[START Data shown]
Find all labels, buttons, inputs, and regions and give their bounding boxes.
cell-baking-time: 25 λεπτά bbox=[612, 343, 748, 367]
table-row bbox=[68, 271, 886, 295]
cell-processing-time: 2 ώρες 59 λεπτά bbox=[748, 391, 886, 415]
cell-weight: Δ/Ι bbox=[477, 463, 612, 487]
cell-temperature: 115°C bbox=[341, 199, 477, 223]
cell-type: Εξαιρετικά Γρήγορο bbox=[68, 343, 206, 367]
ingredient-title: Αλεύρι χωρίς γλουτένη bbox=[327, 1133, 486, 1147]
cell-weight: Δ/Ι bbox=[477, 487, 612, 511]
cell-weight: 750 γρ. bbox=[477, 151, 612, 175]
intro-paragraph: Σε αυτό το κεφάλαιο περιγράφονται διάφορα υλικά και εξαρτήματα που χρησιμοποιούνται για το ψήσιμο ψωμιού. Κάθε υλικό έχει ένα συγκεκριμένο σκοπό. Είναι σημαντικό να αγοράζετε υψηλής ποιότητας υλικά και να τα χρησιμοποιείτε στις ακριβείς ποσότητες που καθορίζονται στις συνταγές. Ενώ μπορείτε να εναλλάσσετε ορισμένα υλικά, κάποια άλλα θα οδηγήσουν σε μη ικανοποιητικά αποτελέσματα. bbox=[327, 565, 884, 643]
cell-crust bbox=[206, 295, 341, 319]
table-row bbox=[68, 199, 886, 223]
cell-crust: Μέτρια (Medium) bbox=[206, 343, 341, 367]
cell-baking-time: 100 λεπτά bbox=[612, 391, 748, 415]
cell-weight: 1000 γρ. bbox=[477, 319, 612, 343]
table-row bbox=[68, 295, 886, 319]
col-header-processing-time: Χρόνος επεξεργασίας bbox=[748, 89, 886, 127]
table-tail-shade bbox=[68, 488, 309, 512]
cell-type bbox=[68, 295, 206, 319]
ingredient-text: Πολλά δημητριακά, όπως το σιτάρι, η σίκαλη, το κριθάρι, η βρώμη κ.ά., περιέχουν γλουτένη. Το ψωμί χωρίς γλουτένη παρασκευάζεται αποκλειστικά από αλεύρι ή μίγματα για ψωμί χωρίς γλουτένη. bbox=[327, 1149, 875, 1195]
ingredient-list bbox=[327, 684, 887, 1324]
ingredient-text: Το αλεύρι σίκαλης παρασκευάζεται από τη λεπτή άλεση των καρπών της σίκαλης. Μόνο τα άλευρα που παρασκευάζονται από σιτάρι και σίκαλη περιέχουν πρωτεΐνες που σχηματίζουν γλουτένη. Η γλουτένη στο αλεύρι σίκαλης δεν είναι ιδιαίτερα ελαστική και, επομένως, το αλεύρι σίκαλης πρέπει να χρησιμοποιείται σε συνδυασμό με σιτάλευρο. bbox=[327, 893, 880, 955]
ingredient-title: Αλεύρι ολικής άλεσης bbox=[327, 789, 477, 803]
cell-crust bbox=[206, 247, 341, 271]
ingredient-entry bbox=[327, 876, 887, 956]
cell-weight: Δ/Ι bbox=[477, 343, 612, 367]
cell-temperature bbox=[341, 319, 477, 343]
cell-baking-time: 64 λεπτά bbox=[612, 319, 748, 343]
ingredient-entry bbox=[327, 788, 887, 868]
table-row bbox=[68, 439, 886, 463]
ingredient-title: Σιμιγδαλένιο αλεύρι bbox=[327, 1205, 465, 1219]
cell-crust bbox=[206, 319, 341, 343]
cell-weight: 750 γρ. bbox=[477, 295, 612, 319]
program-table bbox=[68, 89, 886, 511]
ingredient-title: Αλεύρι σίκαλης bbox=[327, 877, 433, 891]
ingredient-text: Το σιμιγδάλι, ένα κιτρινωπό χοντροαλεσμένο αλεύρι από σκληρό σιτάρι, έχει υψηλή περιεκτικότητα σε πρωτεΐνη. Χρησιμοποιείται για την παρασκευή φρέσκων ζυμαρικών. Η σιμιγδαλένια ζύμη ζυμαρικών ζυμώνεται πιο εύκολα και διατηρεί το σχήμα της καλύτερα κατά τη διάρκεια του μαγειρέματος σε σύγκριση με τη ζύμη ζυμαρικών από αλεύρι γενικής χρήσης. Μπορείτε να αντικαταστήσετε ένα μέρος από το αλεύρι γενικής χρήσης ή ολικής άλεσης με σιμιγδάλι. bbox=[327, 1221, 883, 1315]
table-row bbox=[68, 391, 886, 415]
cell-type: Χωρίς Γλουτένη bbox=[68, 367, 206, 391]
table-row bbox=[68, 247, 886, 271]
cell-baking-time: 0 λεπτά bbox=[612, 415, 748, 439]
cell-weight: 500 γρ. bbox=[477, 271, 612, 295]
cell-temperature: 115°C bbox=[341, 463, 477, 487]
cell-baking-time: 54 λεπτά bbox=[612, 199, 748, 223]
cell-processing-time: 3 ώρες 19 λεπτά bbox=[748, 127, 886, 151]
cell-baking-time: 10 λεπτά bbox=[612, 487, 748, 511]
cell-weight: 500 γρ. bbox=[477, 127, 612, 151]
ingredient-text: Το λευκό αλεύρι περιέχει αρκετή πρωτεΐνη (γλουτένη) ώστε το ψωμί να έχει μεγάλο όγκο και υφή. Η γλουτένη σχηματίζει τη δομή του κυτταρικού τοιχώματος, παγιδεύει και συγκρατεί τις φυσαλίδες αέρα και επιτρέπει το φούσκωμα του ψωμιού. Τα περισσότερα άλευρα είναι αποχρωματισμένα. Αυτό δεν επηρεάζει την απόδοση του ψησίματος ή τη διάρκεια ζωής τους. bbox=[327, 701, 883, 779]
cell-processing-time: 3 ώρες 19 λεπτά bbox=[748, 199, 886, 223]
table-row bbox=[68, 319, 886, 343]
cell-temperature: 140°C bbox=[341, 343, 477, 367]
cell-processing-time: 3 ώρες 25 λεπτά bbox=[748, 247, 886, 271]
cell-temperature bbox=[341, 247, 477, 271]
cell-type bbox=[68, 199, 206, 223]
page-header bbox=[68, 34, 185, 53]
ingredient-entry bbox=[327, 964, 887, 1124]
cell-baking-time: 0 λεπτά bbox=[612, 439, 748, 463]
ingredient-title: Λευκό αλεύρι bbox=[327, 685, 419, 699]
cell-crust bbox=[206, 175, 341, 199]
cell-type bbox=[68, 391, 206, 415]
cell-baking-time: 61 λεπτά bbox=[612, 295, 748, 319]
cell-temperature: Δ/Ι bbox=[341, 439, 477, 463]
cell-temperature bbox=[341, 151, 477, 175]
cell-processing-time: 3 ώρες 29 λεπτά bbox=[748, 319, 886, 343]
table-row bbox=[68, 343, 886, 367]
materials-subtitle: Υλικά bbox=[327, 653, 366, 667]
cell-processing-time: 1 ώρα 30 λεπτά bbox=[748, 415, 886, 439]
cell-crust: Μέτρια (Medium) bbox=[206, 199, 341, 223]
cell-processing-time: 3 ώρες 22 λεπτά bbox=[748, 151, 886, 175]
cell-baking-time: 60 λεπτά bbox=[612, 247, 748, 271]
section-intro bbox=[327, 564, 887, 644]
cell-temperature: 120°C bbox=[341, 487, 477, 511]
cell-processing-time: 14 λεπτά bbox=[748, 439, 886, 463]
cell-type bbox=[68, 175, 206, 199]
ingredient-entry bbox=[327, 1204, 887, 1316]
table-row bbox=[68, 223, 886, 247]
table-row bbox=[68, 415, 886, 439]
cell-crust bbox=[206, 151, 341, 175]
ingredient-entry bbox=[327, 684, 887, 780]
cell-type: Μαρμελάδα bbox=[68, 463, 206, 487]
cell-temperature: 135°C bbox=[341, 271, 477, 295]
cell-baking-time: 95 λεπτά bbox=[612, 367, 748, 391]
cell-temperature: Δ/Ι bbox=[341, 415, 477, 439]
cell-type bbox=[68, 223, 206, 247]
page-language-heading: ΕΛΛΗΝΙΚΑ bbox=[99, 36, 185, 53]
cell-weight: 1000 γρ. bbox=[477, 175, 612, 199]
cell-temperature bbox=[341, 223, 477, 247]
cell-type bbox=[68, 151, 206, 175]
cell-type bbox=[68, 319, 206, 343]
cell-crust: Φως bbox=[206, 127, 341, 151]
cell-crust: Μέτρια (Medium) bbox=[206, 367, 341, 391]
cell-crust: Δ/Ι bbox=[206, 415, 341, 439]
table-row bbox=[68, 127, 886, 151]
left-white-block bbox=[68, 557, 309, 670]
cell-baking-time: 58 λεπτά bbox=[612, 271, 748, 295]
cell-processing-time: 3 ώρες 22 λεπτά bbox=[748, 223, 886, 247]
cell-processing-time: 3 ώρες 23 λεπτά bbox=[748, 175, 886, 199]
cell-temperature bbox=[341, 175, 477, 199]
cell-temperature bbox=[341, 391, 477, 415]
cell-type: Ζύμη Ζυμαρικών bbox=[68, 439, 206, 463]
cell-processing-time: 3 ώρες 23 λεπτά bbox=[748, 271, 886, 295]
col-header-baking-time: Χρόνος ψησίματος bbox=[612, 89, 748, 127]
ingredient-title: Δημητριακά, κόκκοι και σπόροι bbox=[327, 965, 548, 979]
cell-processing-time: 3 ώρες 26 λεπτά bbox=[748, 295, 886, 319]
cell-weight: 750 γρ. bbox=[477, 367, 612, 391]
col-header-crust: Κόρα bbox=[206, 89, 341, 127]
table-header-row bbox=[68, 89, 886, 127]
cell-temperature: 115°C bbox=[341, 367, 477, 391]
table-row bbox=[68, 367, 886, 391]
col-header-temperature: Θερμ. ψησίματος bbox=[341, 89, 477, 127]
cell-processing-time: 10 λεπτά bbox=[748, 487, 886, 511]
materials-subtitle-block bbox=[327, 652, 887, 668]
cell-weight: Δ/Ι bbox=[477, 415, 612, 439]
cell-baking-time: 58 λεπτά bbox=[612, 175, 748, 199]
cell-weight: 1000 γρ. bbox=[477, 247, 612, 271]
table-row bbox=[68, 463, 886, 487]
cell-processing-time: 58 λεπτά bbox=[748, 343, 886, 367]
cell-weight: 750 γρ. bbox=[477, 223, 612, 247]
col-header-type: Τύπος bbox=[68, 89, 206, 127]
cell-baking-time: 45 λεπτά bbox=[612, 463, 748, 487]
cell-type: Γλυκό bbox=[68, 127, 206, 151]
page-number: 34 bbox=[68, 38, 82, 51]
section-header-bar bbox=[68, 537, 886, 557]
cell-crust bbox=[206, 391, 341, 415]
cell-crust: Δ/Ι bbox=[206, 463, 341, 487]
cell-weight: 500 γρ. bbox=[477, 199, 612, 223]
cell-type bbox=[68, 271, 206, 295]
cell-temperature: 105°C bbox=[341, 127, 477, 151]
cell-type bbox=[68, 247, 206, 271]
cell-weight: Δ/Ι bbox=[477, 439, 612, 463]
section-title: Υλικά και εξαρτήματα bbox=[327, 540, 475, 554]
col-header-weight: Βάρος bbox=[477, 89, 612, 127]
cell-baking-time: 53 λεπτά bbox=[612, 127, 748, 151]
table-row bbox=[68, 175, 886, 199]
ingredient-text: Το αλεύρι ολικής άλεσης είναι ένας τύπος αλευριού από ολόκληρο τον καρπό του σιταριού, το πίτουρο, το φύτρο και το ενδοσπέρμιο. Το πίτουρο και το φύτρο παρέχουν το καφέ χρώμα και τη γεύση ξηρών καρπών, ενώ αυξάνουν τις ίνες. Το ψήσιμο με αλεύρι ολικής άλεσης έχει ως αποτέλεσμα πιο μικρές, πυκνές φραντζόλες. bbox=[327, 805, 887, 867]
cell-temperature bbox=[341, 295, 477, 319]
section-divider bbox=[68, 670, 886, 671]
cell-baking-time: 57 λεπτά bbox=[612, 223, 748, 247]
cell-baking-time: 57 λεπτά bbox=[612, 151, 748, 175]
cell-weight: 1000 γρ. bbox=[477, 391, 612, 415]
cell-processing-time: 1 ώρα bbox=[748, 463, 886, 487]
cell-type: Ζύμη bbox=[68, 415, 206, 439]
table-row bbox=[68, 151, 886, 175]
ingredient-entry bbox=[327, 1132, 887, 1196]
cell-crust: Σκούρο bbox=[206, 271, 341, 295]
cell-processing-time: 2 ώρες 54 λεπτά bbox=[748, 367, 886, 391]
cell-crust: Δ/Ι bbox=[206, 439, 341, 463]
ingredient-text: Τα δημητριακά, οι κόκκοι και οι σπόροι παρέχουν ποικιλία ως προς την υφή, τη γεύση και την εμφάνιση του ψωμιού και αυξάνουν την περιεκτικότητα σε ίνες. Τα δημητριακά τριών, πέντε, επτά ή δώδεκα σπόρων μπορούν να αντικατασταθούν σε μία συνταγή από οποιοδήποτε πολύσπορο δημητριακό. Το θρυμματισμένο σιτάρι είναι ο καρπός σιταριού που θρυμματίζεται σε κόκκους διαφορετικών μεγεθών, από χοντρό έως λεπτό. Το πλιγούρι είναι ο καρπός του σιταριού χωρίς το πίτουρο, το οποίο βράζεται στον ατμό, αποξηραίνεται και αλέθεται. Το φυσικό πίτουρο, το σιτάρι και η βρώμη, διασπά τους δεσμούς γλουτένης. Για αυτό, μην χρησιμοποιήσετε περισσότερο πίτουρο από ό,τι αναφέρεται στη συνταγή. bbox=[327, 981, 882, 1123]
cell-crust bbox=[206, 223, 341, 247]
[END Data shown]
◆ Written instruction: Print the records verbatim, starting at the first line and ending at the line containing "cell-type bbox=[68, 295, 206, 319]", with both of those lines included.

◆ The answer:
Find all labels, buttons, inputs, and regions and give their bounding boxes.
cell-baking-time: 25 λεπτά bbox=[612, 343, 748, 367]
table-row bbox=[68, 271, 886, 295]
cell-processing-time: 2 ώρες 59 λεπτά bbox=[748, 391, 886, 415]
cell-weight: Δ/Ι bbox=[477, 463, 612, 487]
cell-temperature: 115°C bbox=[341, 199, 477, 223]
cell-type: Εξαιρετικά Γρήγορο bbox=[68, 343, 206, 367]
ingredient-title: Αλεύρι χωρίς γλουτένη bbox=[327, 1133, 486, 1147]
cell-weight: Δ/Ι bbox=[477, 487, 612, 511]
cell-weight: 750 γρ. bbox=[477, 151, 612, 175]
intro-paragraph: Σε αυτό το κεφάλαιο περιγράφονται διάφορα υλικά και εξαρτήματα που χρησιμοποιούνται για το ψήσιμο ψωμιού. Κάθε υλικό έχει ένα συγκεκριμένο σκοπό. Είναι σημαντικό να αγοράζετε υψηλής ποιότητας υλικά και να τα χρησιμοποιείτε στις ακριβείς ποσότητες που καθορίζονται στις συνταγές. Ενώ μπορείτε να εναλλάσσετε ορισμένα υλικά, κάποια άλλα θα οδηγήσουν σε μη ικανοποιητικά αποτελέσματα. bbox=[327, 565, 884, 643]
cell-crust bbox=[206, 295, 341, 319]
table-row bbox=[68, 199, 886, 223]
cell-crust: Μέτρια (Medium) bbox=[206, 343, 341, 367]
cell-baking-time: 100 λεπτά bbox=[612, 391, 748, 415]
cell-weight: 1000 γρ. bbox=[477, 319, 612, 343]
table-row bbox=[68, 295, 886, 319]
col-header-processing-time: Χρόνος επεξεργασίας bbox=[748, 89, 886, 127]
table-tail-shade bbox=[68, 488, 309, 512]
cell-type bbox=[68, 295, 206, 319]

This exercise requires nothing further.